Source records
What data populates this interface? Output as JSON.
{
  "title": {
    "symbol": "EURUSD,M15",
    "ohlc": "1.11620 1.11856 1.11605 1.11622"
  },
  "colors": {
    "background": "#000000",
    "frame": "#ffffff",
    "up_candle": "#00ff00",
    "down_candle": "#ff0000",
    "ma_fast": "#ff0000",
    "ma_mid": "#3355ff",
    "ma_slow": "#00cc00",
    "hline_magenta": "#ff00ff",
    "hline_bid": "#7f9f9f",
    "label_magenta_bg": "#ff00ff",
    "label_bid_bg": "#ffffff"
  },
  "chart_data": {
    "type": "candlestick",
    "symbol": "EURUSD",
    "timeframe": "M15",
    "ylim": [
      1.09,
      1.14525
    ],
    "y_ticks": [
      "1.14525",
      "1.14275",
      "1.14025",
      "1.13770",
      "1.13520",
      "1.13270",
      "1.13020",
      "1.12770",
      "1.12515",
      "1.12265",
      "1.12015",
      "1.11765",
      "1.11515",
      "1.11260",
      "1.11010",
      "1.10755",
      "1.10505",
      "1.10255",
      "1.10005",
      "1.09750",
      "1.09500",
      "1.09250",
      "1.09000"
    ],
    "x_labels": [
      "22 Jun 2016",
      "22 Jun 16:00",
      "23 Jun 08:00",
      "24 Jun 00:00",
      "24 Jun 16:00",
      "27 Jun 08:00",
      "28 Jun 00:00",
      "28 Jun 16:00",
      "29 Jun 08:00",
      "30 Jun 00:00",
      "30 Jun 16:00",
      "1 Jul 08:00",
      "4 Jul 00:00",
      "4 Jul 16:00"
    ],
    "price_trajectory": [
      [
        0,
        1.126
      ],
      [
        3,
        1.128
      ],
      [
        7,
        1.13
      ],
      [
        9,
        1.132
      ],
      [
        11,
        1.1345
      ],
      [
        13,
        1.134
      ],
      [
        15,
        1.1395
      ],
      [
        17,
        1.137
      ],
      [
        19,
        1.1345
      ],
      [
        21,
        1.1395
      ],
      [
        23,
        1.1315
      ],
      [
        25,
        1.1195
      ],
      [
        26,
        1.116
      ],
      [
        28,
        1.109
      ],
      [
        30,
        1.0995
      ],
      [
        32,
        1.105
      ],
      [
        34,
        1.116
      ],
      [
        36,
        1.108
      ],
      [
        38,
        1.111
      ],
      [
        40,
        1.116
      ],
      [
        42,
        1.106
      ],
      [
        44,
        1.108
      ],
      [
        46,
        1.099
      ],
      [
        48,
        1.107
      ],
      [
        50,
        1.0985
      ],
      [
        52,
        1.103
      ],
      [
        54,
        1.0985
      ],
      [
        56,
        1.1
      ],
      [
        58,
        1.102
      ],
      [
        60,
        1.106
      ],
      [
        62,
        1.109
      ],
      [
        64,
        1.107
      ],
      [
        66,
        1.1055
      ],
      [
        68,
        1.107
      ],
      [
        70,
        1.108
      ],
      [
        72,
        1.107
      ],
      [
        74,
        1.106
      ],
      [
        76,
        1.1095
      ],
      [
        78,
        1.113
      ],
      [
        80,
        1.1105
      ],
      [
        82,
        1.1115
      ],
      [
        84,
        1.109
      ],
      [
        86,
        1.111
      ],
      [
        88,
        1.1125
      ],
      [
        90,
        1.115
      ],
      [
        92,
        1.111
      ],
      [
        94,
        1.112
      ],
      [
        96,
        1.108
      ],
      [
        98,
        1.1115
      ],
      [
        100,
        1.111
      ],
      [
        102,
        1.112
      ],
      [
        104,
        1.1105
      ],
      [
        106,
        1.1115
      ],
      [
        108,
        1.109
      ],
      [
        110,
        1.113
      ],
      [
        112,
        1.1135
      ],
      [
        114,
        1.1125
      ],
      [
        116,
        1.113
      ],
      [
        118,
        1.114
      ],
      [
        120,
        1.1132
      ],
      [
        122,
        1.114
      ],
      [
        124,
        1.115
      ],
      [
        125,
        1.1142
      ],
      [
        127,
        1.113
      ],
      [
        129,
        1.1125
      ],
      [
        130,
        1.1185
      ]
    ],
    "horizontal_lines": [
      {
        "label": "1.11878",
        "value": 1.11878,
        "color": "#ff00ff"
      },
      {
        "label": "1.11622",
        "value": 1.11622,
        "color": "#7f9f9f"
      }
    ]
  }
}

What this task involves
Every line of the data above should be copied exactly.

Exercise output
What data populates this interface? Output as JSON.
{
  "title": {
    "symbol": "EURUSD,M15",
    "ohlc": "1.11620 1.11856 1.11605 1.11622"
  },
  "colors": {
    "background": "#000000",
    "frame": "#ffffff",
    "up_candle": "#00ff00",
    "down_candle": "#ff0000",
    "ma_fast": "#ff0000",
    "ma_mid": "#3355ff",
    "ma_slow": "#00cc00",
    "hline_magenta": "#ff00ff",
    "hline_bid": "#7f9f9f",
    "label_magenta_bg": "#ff00ff",
    "label_bid_bg": "#ffffff"
  },
  "chart_data": {
    "type": "candlestick",
    "symbol": "EURUSD",
    "timeframe": "M15",
    "ylim": [
      1.09,
      1.14525
    ],
    "y_ticks": [
      "1.14525",
      "1.14275",
      "1.14025",
      "1.13770",
      "1.13520",
      "1.13270",
      "1.13020",
      "1.12770",
      "1.12515",
      "1.12265",
      "1.12015",
      "1.11765",
      "1.11515",
      "1.11260",
      "1.11010",
      "1.10755",
      "1.10505",
      "1.10255",
      "1.10005",
      "1.09750",
      "1.09500",
      "1.09250",
      "1.09000"
    ],
    "x_labels": [
      "22 Jun 2016",
      "22 Jun 16:00",
      "23 Jun 08:00",
      "24 Jun 00:00",
      "24 Jun 16:00",
      "27 Jun 08:00",
      "28 Jun 00:00",
      "28 Jun 16:00",
      "29 Jun 08:00",
      "30 Jun 00:00",
      "30 Jun 16:00",
      "1 Jul 08:00",
      "4 Jul 00:00",
      "4 Jul 16:00"
    ],
    "price_trajectory": [
      [
        0,
        1.126
      ],
      [
        3,
        1.128
      ],
      [
        7,
        1.13
      ],
      [
        9,
        1.132
      ],
      [
        11,
        1.1345
      ],
      [
        13,
        1.134
      ],
      [
        15,
        1.1395
      ],
      [
        17,
        1.137
      ],
      [
        19,
        1.1345
      ],
      [
        21,
        1.1395
      ],
      [
        23,
        1.1315
      ],
      [
        25,
        1.1195
      ],
      [
        26,
        1.116
      ],
      [
        28,
        1.109
      ],
      [
        30,
        1.0995
      ],
      [
        32,
        1.105
      ],
      [
        34,
        1.116
      ],
      [
        36,
        1.108
      ],
      [
        38,
        1.111
      ],
      [
        40,
        1.116
      ],
      [
        42,
        1.106
      ],
      [
        44,
        1.108
      ],
      [
        46,
        1.099
      ],
      [
        48,
        1.107
      ],
      [
        50,
        1.0985
      ],
      [
        52,
        1.103
      ],
      [
        54,
        1.0985
      ],
      [
        56,
        1.1
      ],
      [
        58,
        1.102
      ],
      [
        60,
        1.106
      ],
      [
        62,
        1.109
      ],
      [
        64,
        1.107
      ],
      [
        66,
        1.1055
      ],
      [
        68,
        1.107
      ],
      [
        70,
        1.108
      ],
      [
        72,
        1.107
      ],
      [
        74,
        1.106
      ],
      [
        76,
        1.1095
      ],
      [
        78,
        1.113
      ],
      [
        80,
        1.1105
      ],
      [
        82,
        1.1115
      ],
      [
        84,
        1.109
      ],
      [
        86,
        1.111
      ],
      [
        88,
        1.1125
      ],
      [
        90,
        1.115
      ],
      [
        92,
        1.111
      ],
      [
        94,
        1.112
      ],
      [
        96,
        1.108
      ],
      [
        98,
        1.1115
      ],
      [
        100,
        1.111
      ],
      [
        102,
        1.112
      ],
      [
        104,
        1.1105
      ],
      [
        106,
        1.1115
      ],
      [
        108,
        1.109
      ],
      [
        110,
        1.113
      ],
      [
        112,
        1.1135
      ],
      [
        114,
        1.1125
      ],
      [
        116,
        1.113
      ],
      [
        118,
        1.114
      ],
      [
        120,
        1.1132
      ],
      [
        122,
        1.114
      ],
      [
        124,
        1.115
      ],
      [
        125,
        1.1142
      ],
      [
        127,
        1.113
      ],
      [
        129,
        1.1125
      ],
      [
        130,
        1.1185
      ]
    ],
    "horizontal_lines": [
      {
        "label": "1.11878",
        "value": 1.11878,
        "color": "#ff00ff"
      },
      {
        "label": "1.11622",
        "value": 1.11622,
        "color": "#7f9f9f"
      }
    ]
  }
}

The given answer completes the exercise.